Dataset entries
## begin

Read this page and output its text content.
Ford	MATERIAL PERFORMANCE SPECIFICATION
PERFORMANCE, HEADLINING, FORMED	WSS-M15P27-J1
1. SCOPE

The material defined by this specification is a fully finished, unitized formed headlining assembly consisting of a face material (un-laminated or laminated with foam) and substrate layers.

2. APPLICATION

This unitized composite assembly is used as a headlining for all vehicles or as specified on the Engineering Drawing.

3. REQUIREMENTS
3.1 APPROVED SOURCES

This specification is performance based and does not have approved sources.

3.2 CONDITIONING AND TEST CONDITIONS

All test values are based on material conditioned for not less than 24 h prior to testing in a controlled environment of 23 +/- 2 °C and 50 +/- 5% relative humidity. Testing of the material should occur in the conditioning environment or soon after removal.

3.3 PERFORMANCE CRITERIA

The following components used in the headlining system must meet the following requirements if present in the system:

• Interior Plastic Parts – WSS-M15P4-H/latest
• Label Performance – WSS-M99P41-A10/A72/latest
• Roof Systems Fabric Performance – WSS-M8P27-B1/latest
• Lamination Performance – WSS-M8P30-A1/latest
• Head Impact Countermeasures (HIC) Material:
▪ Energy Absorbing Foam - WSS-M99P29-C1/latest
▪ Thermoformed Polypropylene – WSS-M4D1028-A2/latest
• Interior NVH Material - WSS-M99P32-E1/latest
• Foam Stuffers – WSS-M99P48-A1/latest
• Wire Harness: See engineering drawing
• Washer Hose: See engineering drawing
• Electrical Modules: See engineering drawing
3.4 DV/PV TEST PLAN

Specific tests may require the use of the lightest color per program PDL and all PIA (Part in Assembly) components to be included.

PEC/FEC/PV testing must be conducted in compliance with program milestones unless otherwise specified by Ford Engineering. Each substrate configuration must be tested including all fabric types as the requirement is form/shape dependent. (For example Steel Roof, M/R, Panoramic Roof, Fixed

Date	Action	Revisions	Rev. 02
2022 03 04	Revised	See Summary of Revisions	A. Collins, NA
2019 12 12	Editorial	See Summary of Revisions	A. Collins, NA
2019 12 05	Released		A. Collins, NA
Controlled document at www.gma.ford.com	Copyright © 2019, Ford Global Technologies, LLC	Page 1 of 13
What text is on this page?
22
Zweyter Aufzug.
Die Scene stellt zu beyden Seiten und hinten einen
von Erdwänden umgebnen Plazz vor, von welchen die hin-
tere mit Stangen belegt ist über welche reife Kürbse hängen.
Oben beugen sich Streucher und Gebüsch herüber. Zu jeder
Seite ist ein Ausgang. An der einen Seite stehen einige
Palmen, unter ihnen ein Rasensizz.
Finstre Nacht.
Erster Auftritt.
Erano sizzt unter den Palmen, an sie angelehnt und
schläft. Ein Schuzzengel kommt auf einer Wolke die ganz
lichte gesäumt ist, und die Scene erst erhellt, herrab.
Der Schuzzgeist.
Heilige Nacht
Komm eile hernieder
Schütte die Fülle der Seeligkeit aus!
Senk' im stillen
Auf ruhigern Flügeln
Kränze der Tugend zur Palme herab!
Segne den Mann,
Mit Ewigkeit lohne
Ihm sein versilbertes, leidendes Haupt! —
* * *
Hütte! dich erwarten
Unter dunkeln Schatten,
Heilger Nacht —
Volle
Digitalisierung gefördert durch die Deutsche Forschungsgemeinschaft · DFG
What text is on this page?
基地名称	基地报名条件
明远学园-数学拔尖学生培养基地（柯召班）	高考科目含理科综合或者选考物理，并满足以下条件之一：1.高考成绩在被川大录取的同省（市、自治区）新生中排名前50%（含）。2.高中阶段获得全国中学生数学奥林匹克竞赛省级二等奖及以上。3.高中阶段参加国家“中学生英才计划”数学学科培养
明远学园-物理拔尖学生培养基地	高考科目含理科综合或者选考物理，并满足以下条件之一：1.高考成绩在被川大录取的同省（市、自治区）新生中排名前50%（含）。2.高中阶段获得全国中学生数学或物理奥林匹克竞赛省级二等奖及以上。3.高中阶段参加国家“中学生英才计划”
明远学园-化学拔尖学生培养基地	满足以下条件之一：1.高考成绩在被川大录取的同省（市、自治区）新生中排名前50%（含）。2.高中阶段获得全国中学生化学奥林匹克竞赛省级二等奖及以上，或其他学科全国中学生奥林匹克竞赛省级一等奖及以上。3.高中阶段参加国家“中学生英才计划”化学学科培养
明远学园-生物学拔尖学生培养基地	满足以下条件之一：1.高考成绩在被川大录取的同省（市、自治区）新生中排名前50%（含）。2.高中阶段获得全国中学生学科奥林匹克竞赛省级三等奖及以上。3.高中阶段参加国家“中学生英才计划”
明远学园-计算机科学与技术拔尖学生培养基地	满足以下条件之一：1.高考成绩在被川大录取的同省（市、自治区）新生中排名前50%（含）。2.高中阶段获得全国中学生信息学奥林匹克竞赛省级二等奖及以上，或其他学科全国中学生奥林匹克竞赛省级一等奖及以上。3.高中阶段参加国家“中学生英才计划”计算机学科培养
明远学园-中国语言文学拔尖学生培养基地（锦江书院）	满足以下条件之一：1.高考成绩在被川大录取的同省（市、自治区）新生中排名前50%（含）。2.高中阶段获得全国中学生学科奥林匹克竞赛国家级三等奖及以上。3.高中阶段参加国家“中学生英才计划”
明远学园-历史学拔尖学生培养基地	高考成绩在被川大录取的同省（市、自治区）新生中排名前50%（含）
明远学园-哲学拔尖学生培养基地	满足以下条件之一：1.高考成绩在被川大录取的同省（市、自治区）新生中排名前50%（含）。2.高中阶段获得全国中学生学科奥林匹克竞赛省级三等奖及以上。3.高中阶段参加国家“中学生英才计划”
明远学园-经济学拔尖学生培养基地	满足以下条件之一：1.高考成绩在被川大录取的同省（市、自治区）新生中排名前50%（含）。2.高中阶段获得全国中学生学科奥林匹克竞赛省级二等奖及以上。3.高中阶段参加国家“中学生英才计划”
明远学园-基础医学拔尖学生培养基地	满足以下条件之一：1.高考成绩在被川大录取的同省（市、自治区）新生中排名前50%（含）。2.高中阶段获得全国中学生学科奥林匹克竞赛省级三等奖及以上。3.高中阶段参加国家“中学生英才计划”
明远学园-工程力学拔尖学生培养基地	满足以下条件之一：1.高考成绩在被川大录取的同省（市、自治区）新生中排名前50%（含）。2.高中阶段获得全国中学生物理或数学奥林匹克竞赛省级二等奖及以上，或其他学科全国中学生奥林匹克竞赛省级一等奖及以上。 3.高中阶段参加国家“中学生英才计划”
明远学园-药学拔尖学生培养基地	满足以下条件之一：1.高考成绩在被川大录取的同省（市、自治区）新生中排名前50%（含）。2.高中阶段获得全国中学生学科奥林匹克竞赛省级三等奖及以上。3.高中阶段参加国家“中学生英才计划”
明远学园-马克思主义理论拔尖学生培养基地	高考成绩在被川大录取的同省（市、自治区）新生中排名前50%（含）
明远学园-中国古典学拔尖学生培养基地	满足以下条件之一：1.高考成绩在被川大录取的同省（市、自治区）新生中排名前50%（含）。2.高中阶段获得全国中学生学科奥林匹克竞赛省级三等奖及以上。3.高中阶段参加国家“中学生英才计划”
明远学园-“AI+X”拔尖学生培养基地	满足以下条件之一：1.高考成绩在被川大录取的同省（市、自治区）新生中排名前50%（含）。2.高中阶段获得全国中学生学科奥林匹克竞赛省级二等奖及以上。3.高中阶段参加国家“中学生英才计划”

## end

Write out every entry word for word.

▶ _FINISHED ANSWER_:
Read this page and output its text content.
Ford	MATERIAL PERFORMANCE SPECIFICATION
PERFORMANCE, HEADLINING, FORMED	WSS-M15P27-J1
1. SCOPE

The material defined by this specification is a fully finished, unitized formed headlining assembly consisting of a face material (un-laminated or laminated with foam) and substrate layers.

2. APPLICATION

This unitized composite assembly is used as a headlining for all vehicles or as specified on the Engineering Drawing.

3. REQUIREMENTS
3.1 APPROVED SOURCES

This specification is performance based and does not have approved sources.

3.2 CONDITIONING AND TEST CONDITIONS

All test values are based on material conditioned for not less than 24 h prior to testing in a controlled environment of 23 +/- 2 °C and 50 +/- 5% relative humidity. Testing of the material should occur in the conditioning environment or soon after removal.

3.3 PERFORMANCE CRITERIA

The following components used in the headlining system must meet the following requirements if present in the system:

• Interior Plastic Parts – WSS-M15P4-H/latest
• Label Performance – WSS-M99P41-A10/A72/latest
• Roof Systems Fabric Performance – WSS-M8P27-B1/latest
• Lamination Performance – WSS-M8P30-A1/latest
• Head Impact Countermeasures (HIC) Material:
▪ Energy Absorbing Foam - WSS-M99P29-C1/latest
▪ Thermoformed Polypropylene – WSS-M4D1028-A2/latest
• Interior NVH Material - WSS-M99P32-E1/latest
• Foam Stuffers – WSS-M99P48-A1/latest
• Wire Harness: See engineering drawing
• Washer Hose: See engineering drawing
• Electrical Modules: See engineering drawing
3.4 DV/PV TEST PLAN

Specific tests may require the use of the lightest color per program PDL and all PIA (Part in Assembly) components to be included.

PEC/FEC/PV testing must be conducted in compliance with program milestones unless otherwise specified by Ford Engineering. Each substrate configuration must be tested including all fabric types as the requirement is form/shape dependent. (For example Steel Roof, M/R, Panoramic Roof, Fixed

Date	Action	Revisions	Rev. 02
2022 03 04	Revised	See Summary of Revisions	A. Collins, NA
2019 12 12	Editorial	See Summary of Revisions	A. Collins, NA
2019 12 05	Released		A. Collins, NA
Controlled document at www.gma.ford.com	Copyright © 2019, Ford Global Technologies, LLC	Page 1 of 13
What text is on this page?
22
Zweyter Aufzug.
Die Scene stellt zu beyden Seiten und hinten einen
von Erdwänden umgebnen Plazz vor, von welchen die hin-
tere mit Stangen belegt ist über welche reife Kürbse hängen.
Oben beugen sich Streucher und Gebüsch herüber. Zu jeder
Seite ist ein Ausgang. An der einen Seite stehen einige
Palmen, unter ihnen ein Rasensizz.
Finstre Nacht.
Erster Auftritt.
Erano sizzt unter den Palmen, an sie angelehnt und
schläft. Ein Schuzzengel kommt auf einer Wolke die ganz
lichte gesäumt ist, und die Scene erst erhellt, herrab.
Der Schuzzgeist.
Heilige Nacht
Komm eile hernieder
Schütte die Fülle der Seeligkeit aus!
Senk' im stillen
Auf ruhigern Flügeln
Kränze der Tugend zur Palme herab!
Segne den Mann,
Mit Ewigkeit lohne
Ihm sein versilbertes, leidendes Haupt! —
* * *
Hütte! dich erwarten
Unter dunkeln Schatten,
Heilger Nacht —
Volle
Digitalisierung gefördert durch die Deutsche Forschungsgemeinschaft · DFG
What text is on this page?
基地名称	基地报名条件
明远学园-数学拔尖学生培养基地（柯召班）	高考科目含理科综合或者选考物理，并满足以下条件之一：1.高考成绩在被川大录取的同省（市、自治区）新生中排名前50%（含）。2.高中阶段获得全国中学生数学奥林匹克竞赛省级二等奖及以上。3.高中阶段参加国家“中学生英才计划”数学学科培养
明远学园-物理拔尖学生培养基地	高考科目含理科综合或者选考物理，并满足以下条件之一：1.高考成绩在被川大录取的同省（市、自治区）新生中排名前50%（含）。2.高中阶段获得全国中学生数学或物理奥林匹克竞赛省级二等奖及以上。3.高中阶段参加国家“中学生英才计划”
明远学园-化学拔尖学生培养基地	满足以下条件之一：1.高考成绩在被川大录取的同省（市、自治区）新生中排名前50%（含）。2.高中阶段获得全国中学生化学奥林匹克竞赛省级二等奖及以上，或其他学科全国中学生奥林匹克竞赛省级一等奖及以上。3.高中阶段参加国家“中学生英才计划”化学学科培养
明远学园-生物学拔尖学生培养基地	满足以下条件之一：1.高考成绩在被川大录取的同省（市、自治区）新生中排名前50%（含）。2.高中阶段获得全国中学生学科奥林匹克竞赛省级三等奖及以上。3.高中阶段参加国家“中学生英才计划”
明远学园-计算机科学与技术拔尖学生培养基地	满足以下条件之一：1.高考成绩在被川大录取的同省（市、自治区）新生中排名前50%（含）。2.高中阶段获得全国中学生信息学奥林匹克竞赛省级二等奖及以上，或其他学科全国中学生奥林匹克竞赛省级一等奖及以上。3.高中阶段参加国家“中学生英才计划”计算机学科培养
明远学园-中国语言文学拔尖学生培养基地（锦江书院）	满足以下条件之一：1.高考成绩在被川大录取的同省（市、自治区）新生中排名前50%（含）。2.高中阶段获得全国中学生学科奥林匹克竞赛国家级三等奖及以上。3.高中阶段参加国家“中学生英才计划”
明远学园-历史学拔尖学生培养基地	高考成绩在被川大录取的同省（市、自治区）新生中排名前50%（含）
明远学园-哲学拔尖学生培养基地	满足以下条件之一：1.高考成绩在被川大录取的同省（市、自治区）新生中排名前50%（含）。2.高中阶段获得全国中学生学科奥林匹克竞赛省级三等奖及以上。3.高中阶段参加国家“中学生英才计划”
明远学园-经济学拔尖学生培养基地	满足以下条件之一：1.高考成绩在被川大录取的同省（市、自治区）新生中排名前50%（含）。2.高中阶段获得全国中学生学科奥林匹克竞赛省级二等奖及以上。3.高中阶段参加国家“中学生英才计划”
明远学园-基础医学拔尖学生培养基地	满足以下条件之一：1.高考成绩在被川大录取的同省（市、自治区）新生中排名前50%（含）。2.高中阶段获得全国中学生学科奥林匹克竞赛省级三等奖及以上。3.高中阶段参加国家“中学生英才计划”
明远学园-工程力学拔尖学生培养基地	满足以下条件之一：1.高考成绩在被川大录取的同省（市、自治区）新生中排名前50%（含）。2.高中阶段获得全国中学生物理或数学奥林匹克竞赛省级二等奖及以上，或其他学科全国中学生奥林匹克竞赛省级一等奖及以上。 3.高中阶段参加国家“中学生英才计划”
明远学园-药学拔尖学生培养基地	满足以下条件之一：1.高考成绩在被川大录取的同省（市、自治区）新生中排名前50%（含）。2.高中阶段获得全国中学生学科奥林匹克竞赛省级三等奖及以上。3.高中阶段参加国家“中学生英才计划”
明远学园-马克思主义理论拔尖学生培养基地	高考成绩在被川大录取的同省（市、自治区）新生中排名前50%（含）
明远学园-中国古典学拔尖学生培养基地	满足以下条件之一：1.高考成绩在被川大录取的同省（市、自治区）新生中排名前50%（含）。2.高中阶段获得全国中学生学科奥林匹克竞赛省级三等奖及以上。3.高中阶段参加国家“中学生英才计划”
明远学园-“AI+X”拔尖学生培养基地	满足以下条件之一：1.高考成绩在被川大录取的同省（市、自治区）新生中排名前50%（含）。2.高中阶段获得全国中学生学科奥林匹克竞赛省级二等奖及以上。3.高中阶段参加国家“中学生英才计划”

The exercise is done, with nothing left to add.